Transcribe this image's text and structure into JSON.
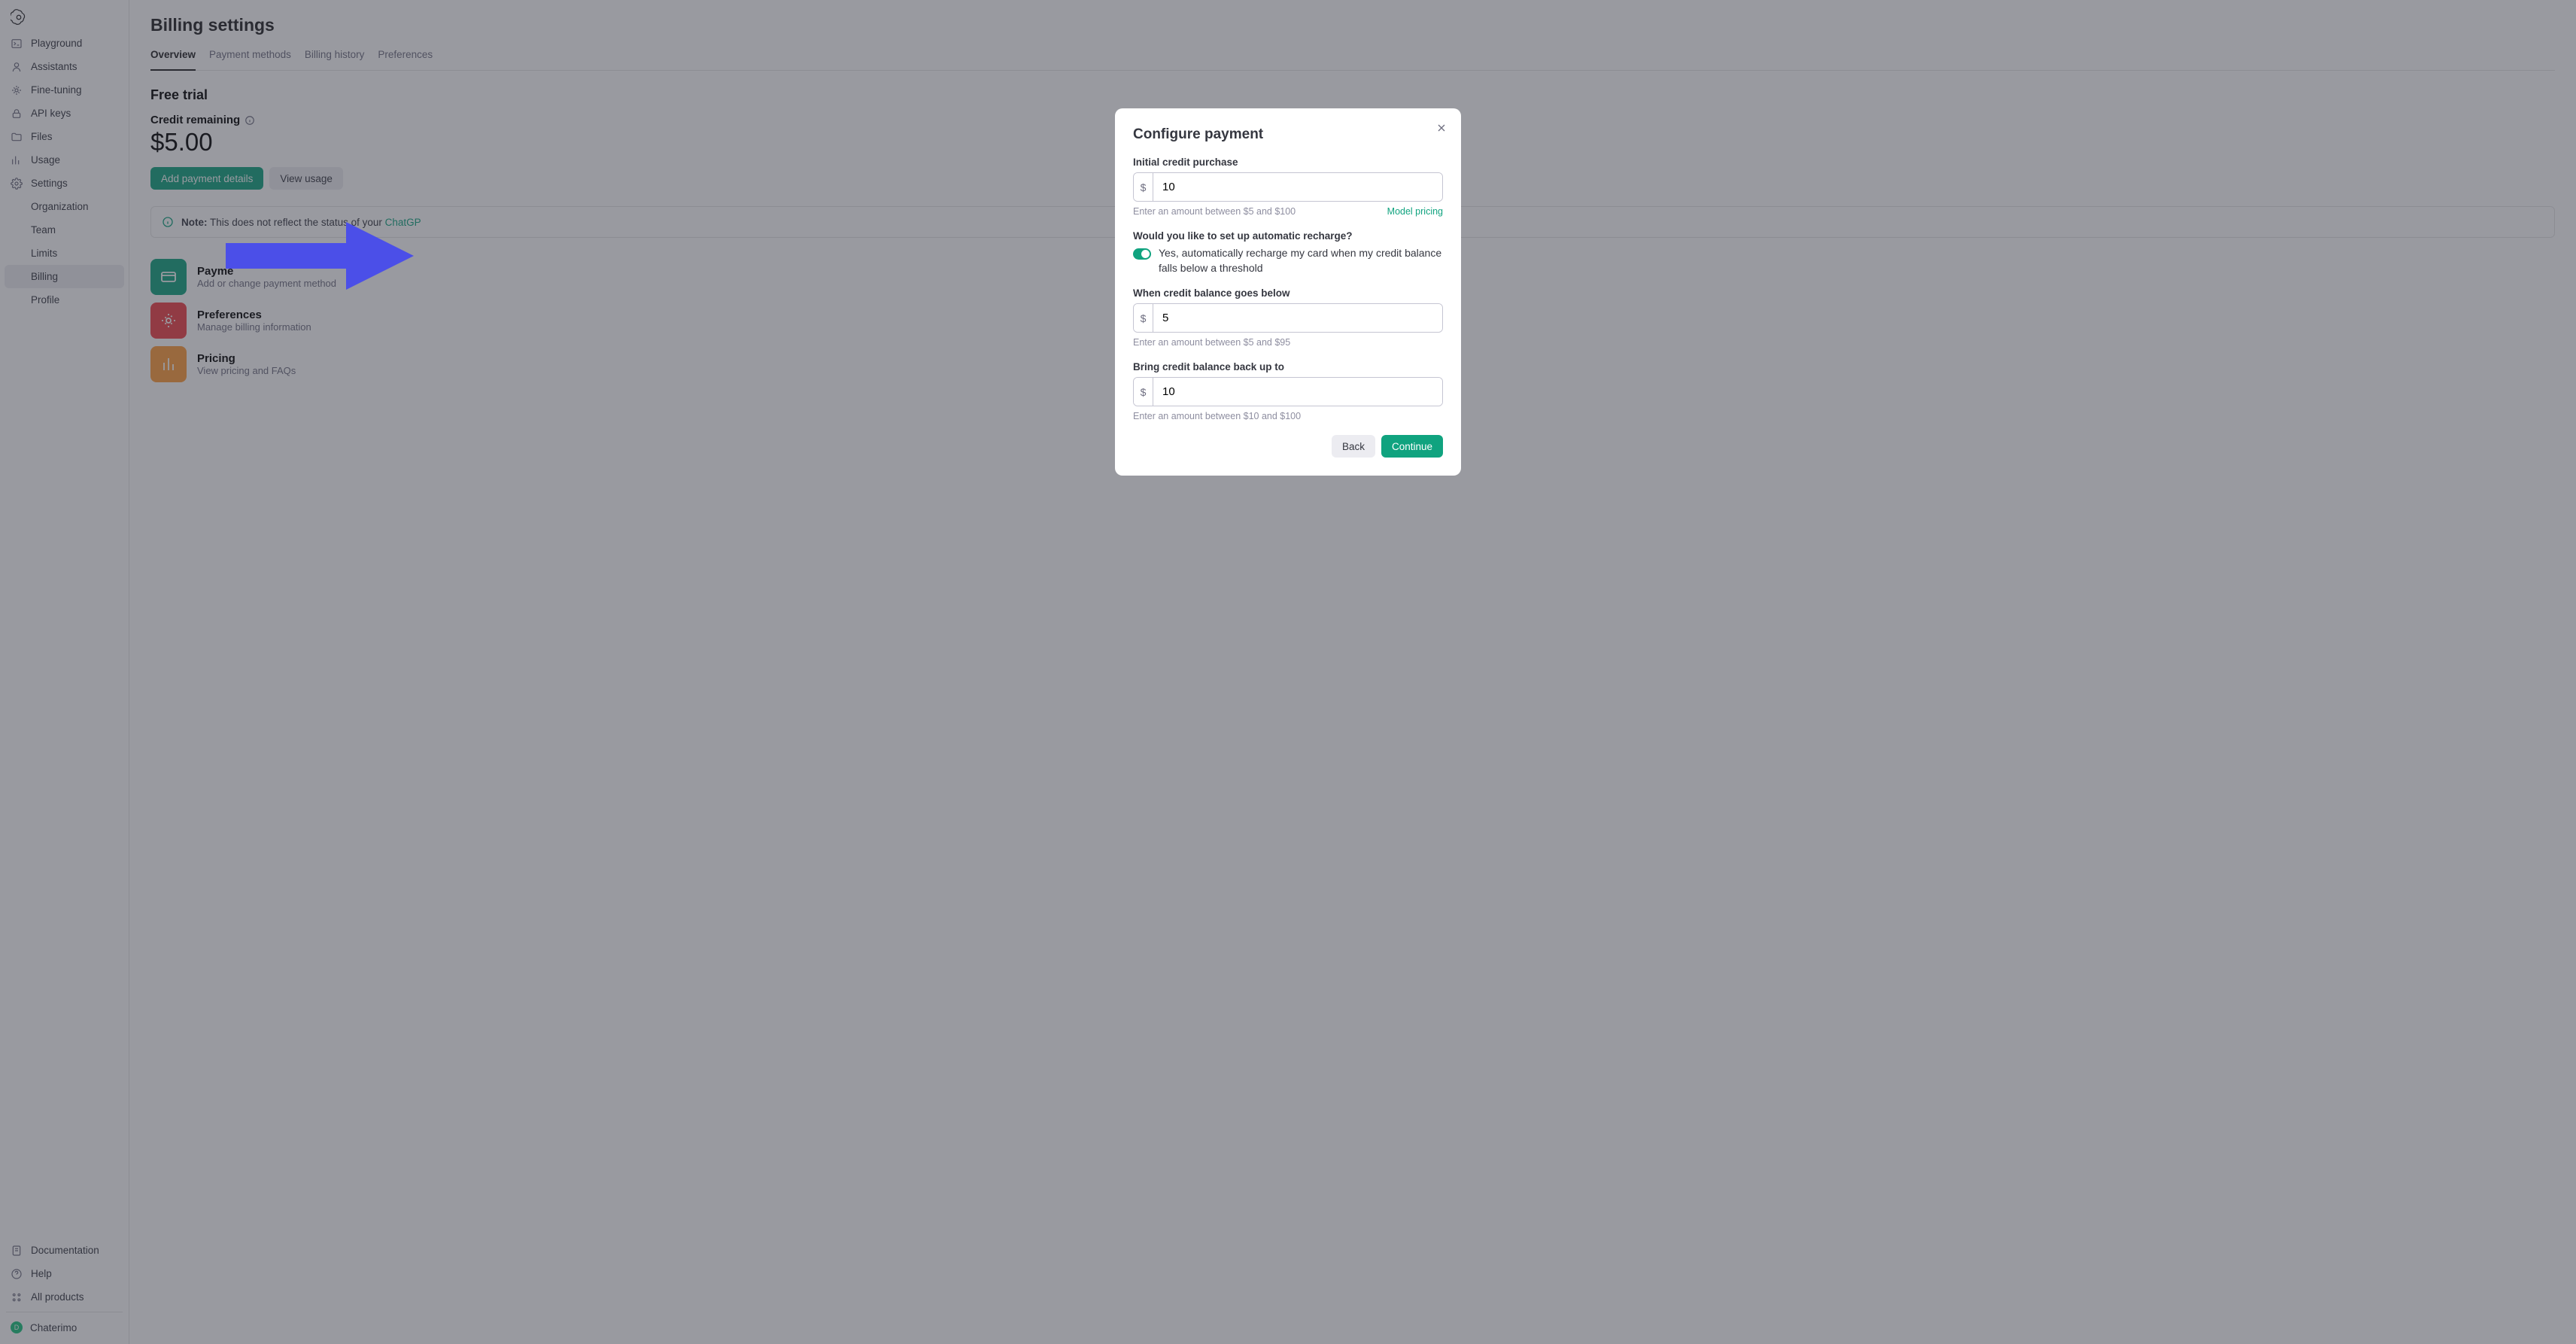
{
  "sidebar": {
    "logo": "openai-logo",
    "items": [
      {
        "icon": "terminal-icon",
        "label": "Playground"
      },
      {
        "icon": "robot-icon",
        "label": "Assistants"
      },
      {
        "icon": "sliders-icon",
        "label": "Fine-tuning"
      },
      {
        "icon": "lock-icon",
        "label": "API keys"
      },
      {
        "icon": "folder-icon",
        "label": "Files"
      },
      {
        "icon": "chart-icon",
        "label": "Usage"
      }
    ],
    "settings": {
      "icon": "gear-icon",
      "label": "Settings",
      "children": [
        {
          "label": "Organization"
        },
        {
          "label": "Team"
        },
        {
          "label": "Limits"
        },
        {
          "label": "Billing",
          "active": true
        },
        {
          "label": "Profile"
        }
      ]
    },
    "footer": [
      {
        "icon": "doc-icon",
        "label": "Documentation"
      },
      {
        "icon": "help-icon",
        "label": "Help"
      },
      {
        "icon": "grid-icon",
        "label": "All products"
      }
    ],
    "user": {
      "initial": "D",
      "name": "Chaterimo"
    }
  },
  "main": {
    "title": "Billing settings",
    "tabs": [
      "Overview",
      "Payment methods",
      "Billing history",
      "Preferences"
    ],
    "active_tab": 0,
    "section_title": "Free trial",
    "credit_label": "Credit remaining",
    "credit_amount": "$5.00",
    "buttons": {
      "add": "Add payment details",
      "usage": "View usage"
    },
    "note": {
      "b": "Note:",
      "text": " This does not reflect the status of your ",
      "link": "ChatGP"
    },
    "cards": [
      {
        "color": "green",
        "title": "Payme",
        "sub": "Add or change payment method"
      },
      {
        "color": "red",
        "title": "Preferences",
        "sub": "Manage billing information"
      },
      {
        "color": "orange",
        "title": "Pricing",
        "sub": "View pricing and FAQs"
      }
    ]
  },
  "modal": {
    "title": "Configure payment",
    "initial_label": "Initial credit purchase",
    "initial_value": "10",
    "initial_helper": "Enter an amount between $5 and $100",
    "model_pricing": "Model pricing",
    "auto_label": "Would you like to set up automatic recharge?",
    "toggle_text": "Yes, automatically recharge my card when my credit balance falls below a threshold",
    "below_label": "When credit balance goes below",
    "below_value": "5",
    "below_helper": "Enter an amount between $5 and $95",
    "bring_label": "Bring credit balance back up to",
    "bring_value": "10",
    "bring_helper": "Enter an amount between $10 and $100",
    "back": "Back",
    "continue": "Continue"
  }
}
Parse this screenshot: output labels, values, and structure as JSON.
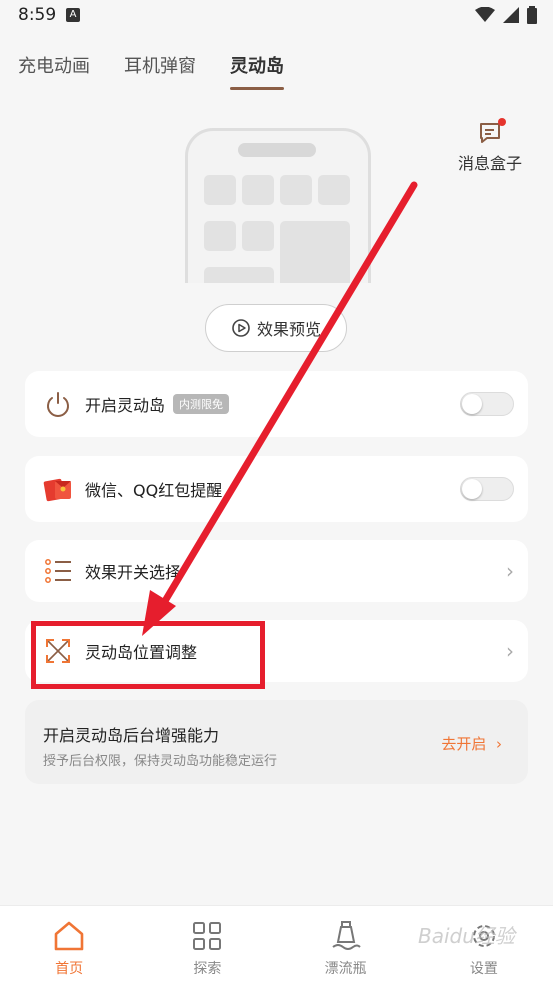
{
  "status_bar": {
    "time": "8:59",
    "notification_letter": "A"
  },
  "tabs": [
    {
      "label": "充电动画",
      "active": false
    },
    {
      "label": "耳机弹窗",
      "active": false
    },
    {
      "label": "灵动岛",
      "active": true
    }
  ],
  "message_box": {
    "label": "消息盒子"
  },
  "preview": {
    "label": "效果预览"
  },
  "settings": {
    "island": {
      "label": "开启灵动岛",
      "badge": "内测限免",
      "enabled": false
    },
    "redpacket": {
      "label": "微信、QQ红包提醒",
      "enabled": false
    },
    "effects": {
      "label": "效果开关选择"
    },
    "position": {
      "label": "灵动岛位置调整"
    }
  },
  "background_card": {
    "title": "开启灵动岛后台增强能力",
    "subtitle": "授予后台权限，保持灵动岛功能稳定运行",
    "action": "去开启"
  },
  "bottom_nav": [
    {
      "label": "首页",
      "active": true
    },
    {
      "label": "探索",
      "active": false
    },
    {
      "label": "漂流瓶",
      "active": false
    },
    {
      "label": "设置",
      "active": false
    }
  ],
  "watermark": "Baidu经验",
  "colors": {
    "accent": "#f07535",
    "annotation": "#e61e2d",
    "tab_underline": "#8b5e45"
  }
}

• **WRITTEN PROBLEM**
Transcribe the records above exactly as they appear, leaving out any pictures.

• **RESPONSE TO THE TASK**
Transcribe this image's text and structure into JSON.
{
  "sidebar": {
    "logo": "openai-logo",
    "items": [
      {
        "icon": "terminal-icon",
        "label": "Playground"
      },
      {
        "icon": "robot-icon",
        "label": "Assistants"
      },
      {
        "icon": "sliders-icon",
        "label": "Fine-tuning"
      },
      {
        "icon": "lock-icon",
        "label": "API keys"
      },
      {
        "icon": "folder-icon",
        "label": "Files"
      },
      {
        "icon": "chart-icon",
        "label": "Usage"
      }
    ],
    "settings": {
      "icon": "gear-icon",
      "label": "Settings",
      "children": [
        {
          "label": "Organization"
        },
        {
          "label": "Team"
        },
        {
          "label": "Limits"
        },
        {
          "label": "Billing",
          "active": true
        },
        {
          "label": "Profile"
        }
      ]
    },
    "footer": [
      {
        "icon": "doc-icon",
        "label": "Documentation"
      },
      {
        "icon": "help-icon",
        "label": "Help"
      },
      {
        "icon": "grid-icon",
        "label": "All products"
      }
    ],
    "user": {
      "initial": "D",
      "name": "Chaterimo"
    }
  },
  "main": {
    "title": "Billing settings",
    "tabs": [
      "Overview",
      "Payment methods",
      "Billing history",
      "Preferences"
    ],
    "active_tab": 0,
    "section_title": "Free trial",
    "credit_label": "Credit remaining",
    "credit_amount": "$5.00",
    "buttons": {
      "add": "Add payment details",
      "usage": "View usage"
    },
    "note": {
      "b": "Note:",
      "text": " This does not reflect the status of your ",
      "link": "ChatGP"
    },
    "cards": [
      {
        "color": "green",
        "title": "Payme",
        "sub": "Add or change payment method"
      },
      {
        "color": "red",
        "title": "Preferences",
        "sub": "Manage billing information"
      },
      {
        "color": "orange",
        "title": "Pricing",
        "sub": "View pricing and FAQs"
      }
    ]
  },
  "modal": {
    "title": "Configure payment",
    "initial_label": "Initial credit purchase",
    "initial_value": "10",
    "initial_helper": "Enter an amount between $5 and $100",
    "model_pricing": "Model pricing",
    "auto_label": "Would you like to set up automatic recharge?",
    "toggle_text": "Yes, automatically recharge my card when my credit balance falls below a threshold",
    "below_label": "When credit balance goes below",
    "below_value": "5",
    "below_helper": "Enter an amount between $5 and $95",
    "bring_label": "Bring credit balance back up to",
    "bring_value": "10",
    "bring_helper": "Enter an amount between $10 and $100",
    "back": "Back",
    "continue": "Continue"
  }
}
Parse this screenshot: output labels, values, and structure as JSON.
{
  "status_bar": {
    "time": "8:59",
    "notification_letter": "A"
  },
  "tabs": [
    {
      "label": "充电动画",
      "active": false
    },
    {
      "label": "耳机弹窗",
      "active": false
    },
    {
      "label": "灵动岛",
      "active": true
    }
  ],
  "message_box": {
    "label": "消息盒子"
  },
  "preview": {
    "label": "效果预览"
  },
  "settings": {
    "island": {
      "label": "开启灵动岛",
      "badge": "内测限免",
      "enabled": false
    },
    "redpacket": {
      "label": "微信、QQ红包提醒",
      "enabled": false
    },
    "effects": {
      "label": "效果开关选择"
    },
    "position": {
      "label": "灵动岛位置调整"
    }
  },
  "background_card": {
    "title": "开启灵动岛后台增强能力",
    "subtitle": "授予后台权限，保持灵动岛功能稳定运行",
    "action": "去开启"
  },
  "bottom_nav": [
    {
      "label": "首页",
      "active": true
    },
    {
      "label": "探索",
      "active": false
    },
    {
      "label": "漂流瓶",
      "active": false
    },
    {
      "label": "设置",
      "active": false
    }
  ],
  "watermark": "Baidu经验",
  "colors": {
    "accent": "#f07535",
    "annotation": "#e61e2d",
    "tab_underline": "#8b5e45"
  }
}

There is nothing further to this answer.